### TASK INSTRUCTIONS:
Search the entries for the word "title" and pull out each line that has it.

::::::::

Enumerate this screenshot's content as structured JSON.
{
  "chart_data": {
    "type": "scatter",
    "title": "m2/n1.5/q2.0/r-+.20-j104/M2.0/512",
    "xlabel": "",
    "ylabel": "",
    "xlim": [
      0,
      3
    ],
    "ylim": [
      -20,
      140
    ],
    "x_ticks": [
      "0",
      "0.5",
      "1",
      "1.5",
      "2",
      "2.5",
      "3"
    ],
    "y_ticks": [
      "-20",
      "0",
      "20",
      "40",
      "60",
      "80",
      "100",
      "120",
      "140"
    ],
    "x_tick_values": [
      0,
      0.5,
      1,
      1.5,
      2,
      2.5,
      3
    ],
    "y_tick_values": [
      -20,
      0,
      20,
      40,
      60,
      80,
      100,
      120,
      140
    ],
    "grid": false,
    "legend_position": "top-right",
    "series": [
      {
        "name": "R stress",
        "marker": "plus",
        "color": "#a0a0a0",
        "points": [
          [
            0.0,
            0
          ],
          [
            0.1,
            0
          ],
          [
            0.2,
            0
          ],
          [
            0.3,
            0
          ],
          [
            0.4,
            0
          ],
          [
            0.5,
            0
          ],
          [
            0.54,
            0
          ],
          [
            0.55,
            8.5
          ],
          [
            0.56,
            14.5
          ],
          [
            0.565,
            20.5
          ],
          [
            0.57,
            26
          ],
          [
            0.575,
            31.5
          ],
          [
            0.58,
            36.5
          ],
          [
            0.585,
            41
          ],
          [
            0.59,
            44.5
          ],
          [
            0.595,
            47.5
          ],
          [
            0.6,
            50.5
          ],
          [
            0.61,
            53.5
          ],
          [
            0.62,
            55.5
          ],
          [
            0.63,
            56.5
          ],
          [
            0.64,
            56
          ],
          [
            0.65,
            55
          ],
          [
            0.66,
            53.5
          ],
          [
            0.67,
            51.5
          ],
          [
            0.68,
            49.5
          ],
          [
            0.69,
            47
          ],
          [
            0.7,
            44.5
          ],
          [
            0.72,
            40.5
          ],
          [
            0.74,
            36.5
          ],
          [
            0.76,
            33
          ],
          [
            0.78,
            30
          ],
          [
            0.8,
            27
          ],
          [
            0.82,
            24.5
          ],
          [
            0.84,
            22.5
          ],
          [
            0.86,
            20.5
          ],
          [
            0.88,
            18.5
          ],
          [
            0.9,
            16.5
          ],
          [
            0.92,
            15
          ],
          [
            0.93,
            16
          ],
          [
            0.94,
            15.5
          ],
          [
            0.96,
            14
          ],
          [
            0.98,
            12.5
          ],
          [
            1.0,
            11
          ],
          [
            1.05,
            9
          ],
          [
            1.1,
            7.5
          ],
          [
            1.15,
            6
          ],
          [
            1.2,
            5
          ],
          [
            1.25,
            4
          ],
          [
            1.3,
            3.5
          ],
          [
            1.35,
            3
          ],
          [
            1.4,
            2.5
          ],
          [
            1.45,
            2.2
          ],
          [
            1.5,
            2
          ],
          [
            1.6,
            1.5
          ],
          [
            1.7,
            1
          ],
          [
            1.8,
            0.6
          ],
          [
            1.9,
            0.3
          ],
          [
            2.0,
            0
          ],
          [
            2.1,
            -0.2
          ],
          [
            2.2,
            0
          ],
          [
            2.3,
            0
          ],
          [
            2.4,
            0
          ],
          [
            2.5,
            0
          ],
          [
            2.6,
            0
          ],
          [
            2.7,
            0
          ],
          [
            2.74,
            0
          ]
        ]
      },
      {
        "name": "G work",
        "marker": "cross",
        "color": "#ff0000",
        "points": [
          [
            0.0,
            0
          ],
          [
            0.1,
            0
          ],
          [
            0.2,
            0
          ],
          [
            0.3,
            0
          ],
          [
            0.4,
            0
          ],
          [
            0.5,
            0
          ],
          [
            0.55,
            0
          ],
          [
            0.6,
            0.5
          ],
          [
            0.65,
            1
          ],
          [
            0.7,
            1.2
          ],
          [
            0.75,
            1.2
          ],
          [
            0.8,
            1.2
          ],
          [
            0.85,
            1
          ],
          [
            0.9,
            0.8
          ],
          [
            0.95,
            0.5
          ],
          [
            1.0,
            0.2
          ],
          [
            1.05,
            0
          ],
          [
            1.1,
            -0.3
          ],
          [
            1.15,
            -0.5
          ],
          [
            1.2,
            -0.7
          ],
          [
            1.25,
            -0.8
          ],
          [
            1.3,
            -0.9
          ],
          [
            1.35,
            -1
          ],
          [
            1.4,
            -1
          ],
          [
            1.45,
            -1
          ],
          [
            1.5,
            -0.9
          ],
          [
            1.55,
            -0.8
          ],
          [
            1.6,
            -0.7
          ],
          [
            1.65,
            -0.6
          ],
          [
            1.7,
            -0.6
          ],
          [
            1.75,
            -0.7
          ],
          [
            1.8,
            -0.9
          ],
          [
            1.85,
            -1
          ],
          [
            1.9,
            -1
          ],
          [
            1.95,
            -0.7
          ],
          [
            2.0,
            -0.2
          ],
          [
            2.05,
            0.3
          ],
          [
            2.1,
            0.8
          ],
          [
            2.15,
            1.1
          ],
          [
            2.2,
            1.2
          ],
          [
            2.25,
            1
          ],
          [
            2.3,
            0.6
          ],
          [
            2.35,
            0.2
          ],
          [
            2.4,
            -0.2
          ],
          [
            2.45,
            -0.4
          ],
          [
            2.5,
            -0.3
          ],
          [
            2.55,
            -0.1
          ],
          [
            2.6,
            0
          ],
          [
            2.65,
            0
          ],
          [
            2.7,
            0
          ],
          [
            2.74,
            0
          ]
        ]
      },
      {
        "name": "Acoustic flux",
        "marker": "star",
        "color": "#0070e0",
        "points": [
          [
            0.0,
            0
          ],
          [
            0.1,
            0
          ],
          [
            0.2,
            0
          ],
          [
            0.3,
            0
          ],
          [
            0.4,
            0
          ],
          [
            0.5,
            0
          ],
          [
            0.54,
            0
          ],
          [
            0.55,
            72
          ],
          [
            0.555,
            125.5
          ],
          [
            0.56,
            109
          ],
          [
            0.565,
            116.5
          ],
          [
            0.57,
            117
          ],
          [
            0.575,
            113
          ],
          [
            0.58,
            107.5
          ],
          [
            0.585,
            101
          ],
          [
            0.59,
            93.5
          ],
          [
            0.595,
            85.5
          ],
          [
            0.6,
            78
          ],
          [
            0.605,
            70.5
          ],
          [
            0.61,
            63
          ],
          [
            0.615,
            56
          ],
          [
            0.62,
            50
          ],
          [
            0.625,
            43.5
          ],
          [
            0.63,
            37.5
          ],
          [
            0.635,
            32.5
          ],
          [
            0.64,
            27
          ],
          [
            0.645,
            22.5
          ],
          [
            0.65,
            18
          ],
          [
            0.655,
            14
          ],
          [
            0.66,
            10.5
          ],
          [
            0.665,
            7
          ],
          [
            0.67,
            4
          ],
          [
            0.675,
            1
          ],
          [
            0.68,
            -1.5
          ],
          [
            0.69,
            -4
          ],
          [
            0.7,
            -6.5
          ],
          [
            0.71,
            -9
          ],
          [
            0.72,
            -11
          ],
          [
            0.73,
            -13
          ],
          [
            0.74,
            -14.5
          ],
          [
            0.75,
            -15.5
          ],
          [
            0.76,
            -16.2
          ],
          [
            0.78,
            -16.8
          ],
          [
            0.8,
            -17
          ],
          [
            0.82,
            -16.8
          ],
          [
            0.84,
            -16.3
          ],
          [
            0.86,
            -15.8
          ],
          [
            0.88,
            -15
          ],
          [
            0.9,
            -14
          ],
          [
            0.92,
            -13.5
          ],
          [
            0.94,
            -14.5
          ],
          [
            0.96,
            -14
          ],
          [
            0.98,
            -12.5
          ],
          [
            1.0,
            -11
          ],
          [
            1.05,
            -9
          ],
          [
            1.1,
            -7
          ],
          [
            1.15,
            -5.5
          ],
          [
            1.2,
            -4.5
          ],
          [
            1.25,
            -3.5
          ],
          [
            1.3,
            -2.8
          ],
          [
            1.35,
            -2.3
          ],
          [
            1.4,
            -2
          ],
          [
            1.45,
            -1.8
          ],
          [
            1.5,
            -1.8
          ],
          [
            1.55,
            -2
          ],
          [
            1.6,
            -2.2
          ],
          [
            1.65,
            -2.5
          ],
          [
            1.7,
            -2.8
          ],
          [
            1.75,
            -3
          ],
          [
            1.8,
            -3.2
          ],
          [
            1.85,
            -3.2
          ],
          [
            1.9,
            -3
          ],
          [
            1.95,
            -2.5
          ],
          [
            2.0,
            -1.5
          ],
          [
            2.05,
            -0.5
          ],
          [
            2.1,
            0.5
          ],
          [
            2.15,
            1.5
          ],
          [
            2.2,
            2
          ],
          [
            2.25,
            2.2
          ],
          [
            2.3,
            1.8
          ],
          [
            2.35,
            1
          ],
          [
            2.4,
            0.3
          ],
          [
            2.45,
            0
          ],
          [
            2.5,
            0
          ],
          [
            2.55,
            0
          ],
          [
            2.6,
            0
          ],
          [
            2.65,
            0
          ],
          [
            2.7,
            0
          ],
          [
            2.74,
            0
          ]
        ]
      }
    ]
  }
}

::::::::

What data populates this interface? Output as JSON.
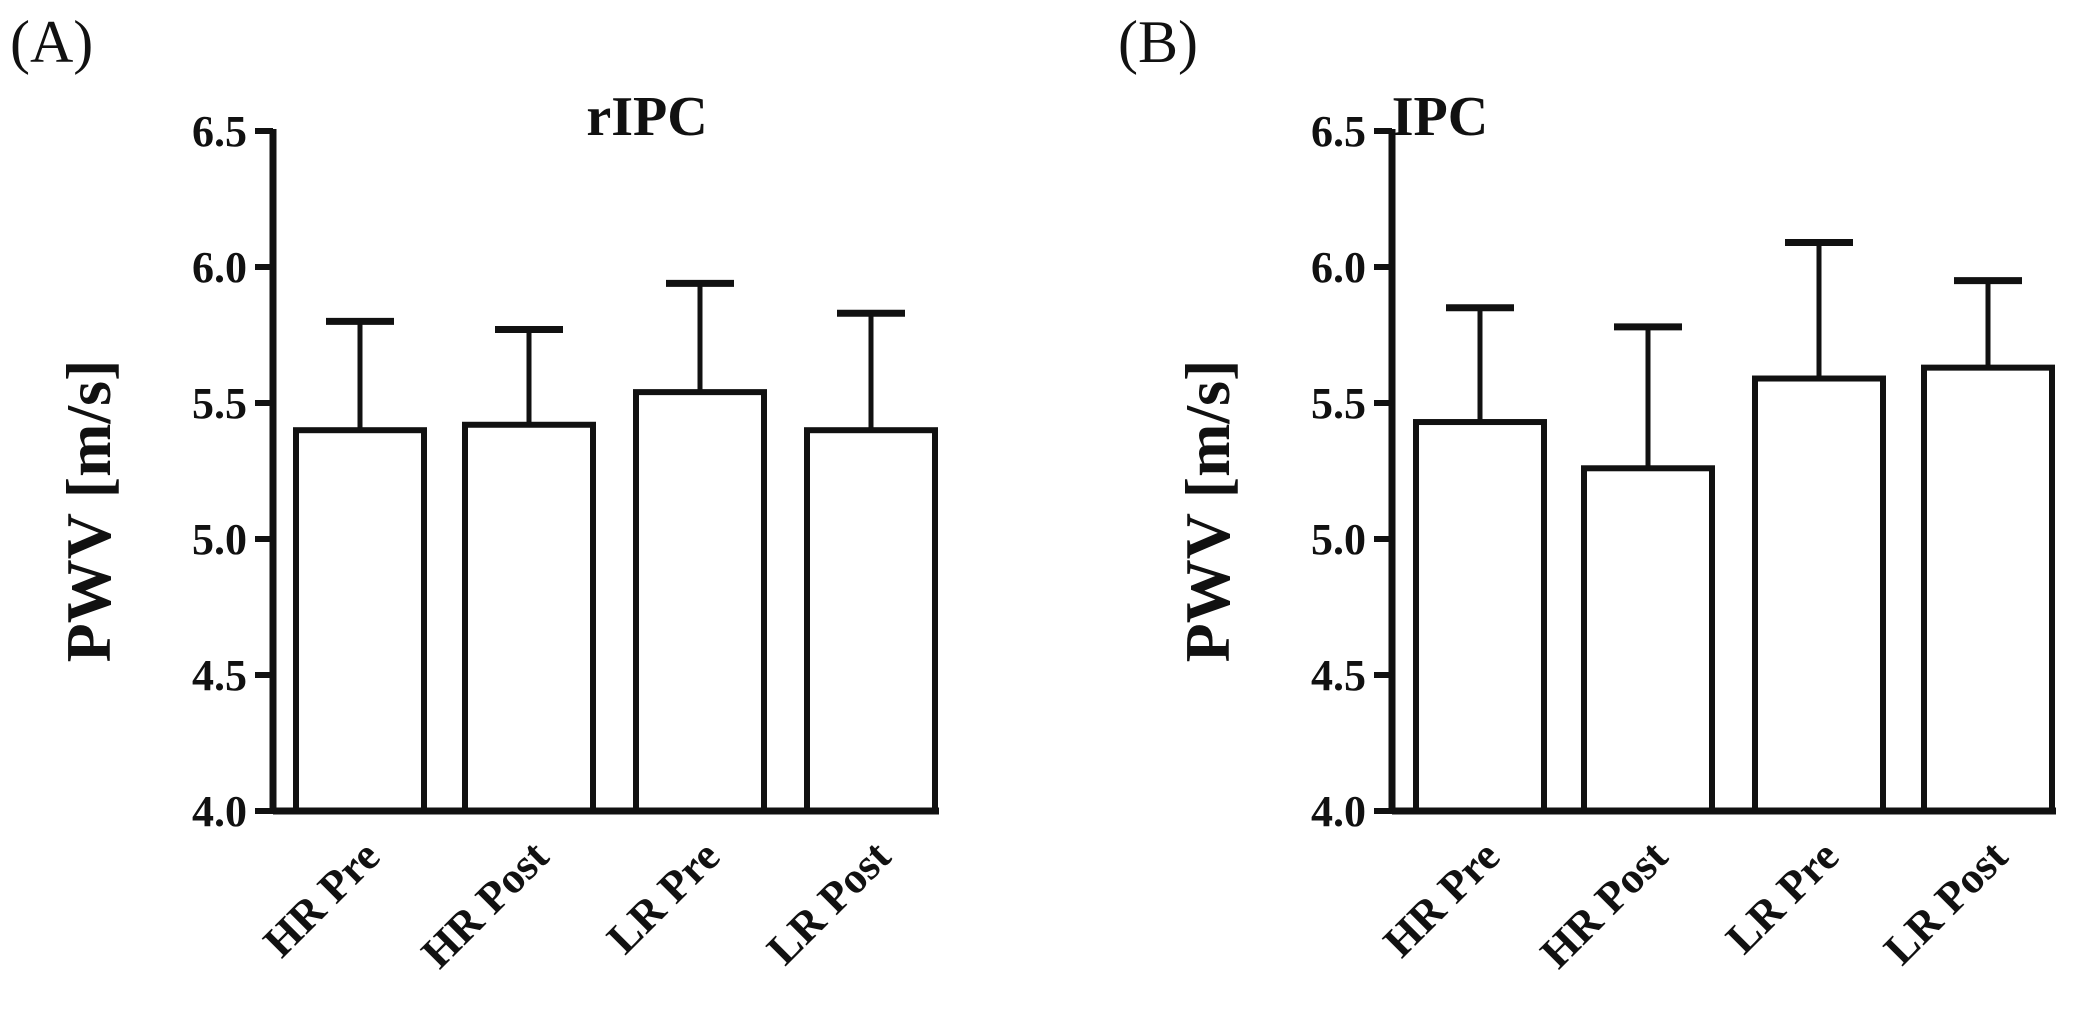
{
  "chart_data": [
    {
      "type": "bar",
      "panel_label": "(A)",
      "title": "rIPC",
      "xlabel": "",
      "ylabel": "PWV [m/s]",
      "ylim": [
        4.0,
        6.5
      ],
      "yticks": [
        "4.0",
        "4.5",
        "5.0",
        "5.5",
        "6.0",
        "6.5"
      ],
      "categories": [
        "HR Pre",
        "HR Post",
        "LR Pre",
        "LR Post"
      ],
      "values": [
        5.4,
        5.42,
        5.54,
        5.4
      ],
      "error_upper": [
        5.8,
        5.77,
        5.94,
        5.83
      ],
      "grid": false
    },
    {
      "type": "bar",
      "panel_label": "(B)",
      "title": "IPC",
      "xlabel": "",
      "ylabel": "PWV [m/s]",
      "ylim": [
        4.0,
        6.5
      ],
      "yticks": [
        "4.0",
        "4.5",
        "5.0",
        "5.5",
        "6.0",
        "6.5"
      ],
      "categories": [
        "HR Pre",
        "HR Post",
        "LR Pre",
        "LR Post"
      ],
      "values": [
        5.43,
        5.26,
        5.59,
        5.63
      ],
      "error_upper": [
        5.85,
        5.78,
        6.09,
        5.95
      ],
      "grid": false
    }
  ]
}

::::::::

### OUTPUT OF THE EXERCISE:
    "title": "m2/n1.5/q2.0/r-+.20-j104/M2.0/512",
      "title": "rIPC",
      "title": "IPC",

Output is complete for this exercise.